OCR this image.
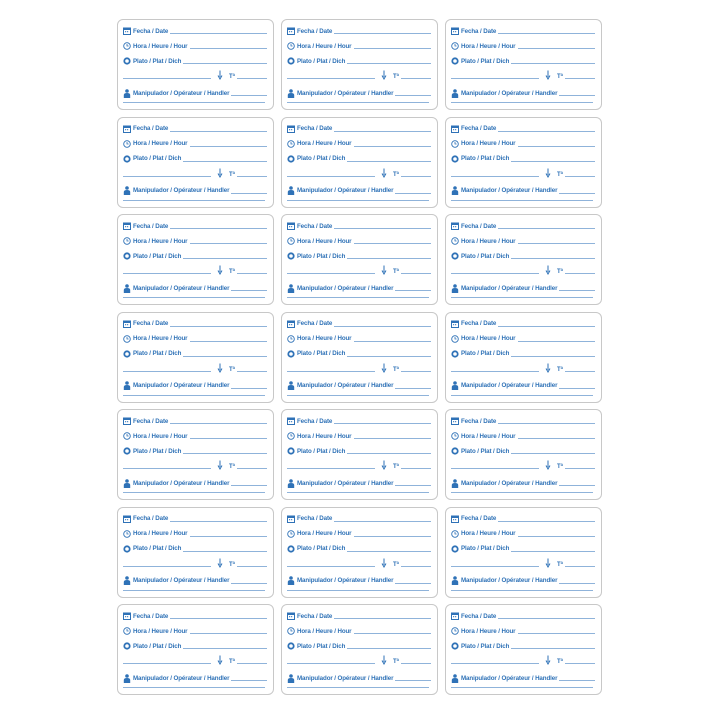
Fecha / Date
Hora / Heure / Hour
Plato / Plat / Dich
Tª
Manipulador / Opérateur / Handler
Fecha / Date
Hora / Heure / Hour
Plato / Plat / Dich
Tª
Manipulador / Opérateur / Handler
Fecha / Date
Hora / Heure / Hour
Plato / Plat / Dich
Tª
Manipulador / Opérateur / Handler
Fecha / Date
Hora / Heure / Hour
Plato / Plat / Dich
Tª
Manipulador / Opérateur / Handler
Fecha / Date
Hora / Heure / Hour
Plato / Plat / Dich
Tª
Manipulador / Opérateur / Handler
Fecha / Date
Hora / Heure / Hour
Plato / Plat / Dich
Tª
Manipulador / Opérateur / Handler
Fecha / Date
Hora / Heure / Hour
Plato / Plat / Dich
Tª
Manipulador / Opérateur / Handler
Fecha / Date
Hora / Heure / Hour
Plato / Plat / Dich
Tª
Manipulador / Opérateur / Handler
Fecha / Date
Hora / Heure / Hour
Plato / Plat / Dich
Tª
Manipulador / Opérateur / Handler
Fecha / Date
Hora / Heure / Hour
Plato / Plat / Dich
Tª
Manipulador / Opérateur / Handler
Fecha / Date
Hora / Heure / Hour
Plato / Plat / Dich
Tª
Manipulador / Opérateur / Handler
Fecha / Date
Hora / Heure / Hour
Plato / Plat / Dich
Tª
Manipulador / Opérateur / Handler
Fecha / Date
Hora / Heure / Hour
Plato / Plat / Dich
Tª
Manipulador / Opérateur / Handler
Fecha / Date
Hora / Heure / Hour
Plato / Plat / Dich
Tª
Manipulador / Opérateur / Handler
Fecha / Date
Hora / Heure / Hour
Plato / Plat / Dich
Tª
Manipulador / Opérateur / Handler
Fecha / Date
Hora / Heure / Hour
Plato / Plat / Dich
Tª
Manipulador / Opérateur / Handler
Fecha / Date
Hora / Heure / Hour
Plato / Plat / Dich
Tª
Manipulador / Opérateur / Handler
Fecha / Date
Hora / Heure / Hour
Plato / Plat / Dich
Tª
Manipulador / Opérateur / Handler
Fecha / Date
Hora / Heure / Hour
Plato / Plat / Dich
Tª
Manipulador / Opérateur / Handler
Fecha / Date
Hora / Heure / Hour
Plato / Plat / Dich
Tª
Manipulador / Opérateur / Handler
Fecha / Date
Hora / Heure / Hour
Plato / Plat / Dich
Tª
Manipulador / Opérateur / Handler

::::::

● **REQUIRED TASK**:
Reproduce the full material exactly, excluding the pictures.

● **RESULT BELOW**:
OCR this image.
Fecha / Date
Hora / Heure / Hour
Plato / Plat / Dich
Tª
Manipulador / Opérateur / Handler
Fecha / Date
Hora / Heure / Hour
Plato / Plat / Dich
Tª
Manipulador / Opérateur / Handler
Fecha / Date
Hora / Heure / Hour
Plato / Plat / Dich
Tª
Manipulador / Opérateur / Handler
Fecha / Date
Hora / Heure / Hour
Plato / Plat / Dich
Tª
Manipulador / Opérateur / Handler
Fecha / Date
Hora / Heure / Hour
Plato / Plat / Dich
Tª
Manipulador / Opérateur / Handler
Fecha / Date
Hora / Heure / Hour
Plato / Plat / Dich
Tª
Manipulador / Opérateur / Handler
Fecha / Date
Hora / Heure / Hour
Plato / Plat / Dich
Tª
Manipulador / Opérateur / Handler
Fecha / Date
Hora / Heure / Hour
Plato / Plat / Dich
Tª
Manipulador / Opérateur / Handler
Fecha / Date
Hora / Heure / Hour
Plato / Plat / Dich
Tª
Manipulador / Opérateur / Handler
Fecha / Date
Hora / Heure / Hour
Plato / Plat / Dich
Tª
Manipulador / Opérateur / Handler
Fecha / Date
Hora / Heure / Hour
Plato / Plat / Dich
Tª
Manipulador / Opérateur / Handler
Fecha / Date
Hora / Heure / Hour
Plato / Plat / Dich
Tª
Manipulador / Opérateur / Handler
Fecha / Date
Hora / Heure / Hour
Plato / Plat / Dich
Tª
Manipulador / Opérateur / Handler
Fecha / Date
Hora / Heure / Hour
Plato / Plat / Dich
Tª
Manipulador / Opérateur / Handler
Fecha / Date
Hora / Heure / Hour
Plato / Plat / Dich
Tª
Manipulador / Opérateur / Handler
Fecha / Date
Hora / Heure / Hour
Plato / Plat / Dich
Tª
Manipulador / Opérateur / Handler
Fecha / Date
Hora / Heure / Hour
Plato / Plat / Dich
Tª
Manipulador / Opérateur / Handler
Fecha / Date
Hora / Heure / Hour
Plato / Plat / Dich
Tª
Manipulador / Opérateur / Handler
Fecha / Date
Hora / Heure / Hour
Plato / Plat / Dich
Tª
Manipulador / Opérateur / Handler
Fecha / Date
Hora / Heure / Hour
Plato / Plat / Dich
Tª
Manipulador / Opérateur / Handler
Fecha / Date
Hora / Heure / Hour
Plato / Plat / Dich
Tª
Manipulador / Opérateur / Handler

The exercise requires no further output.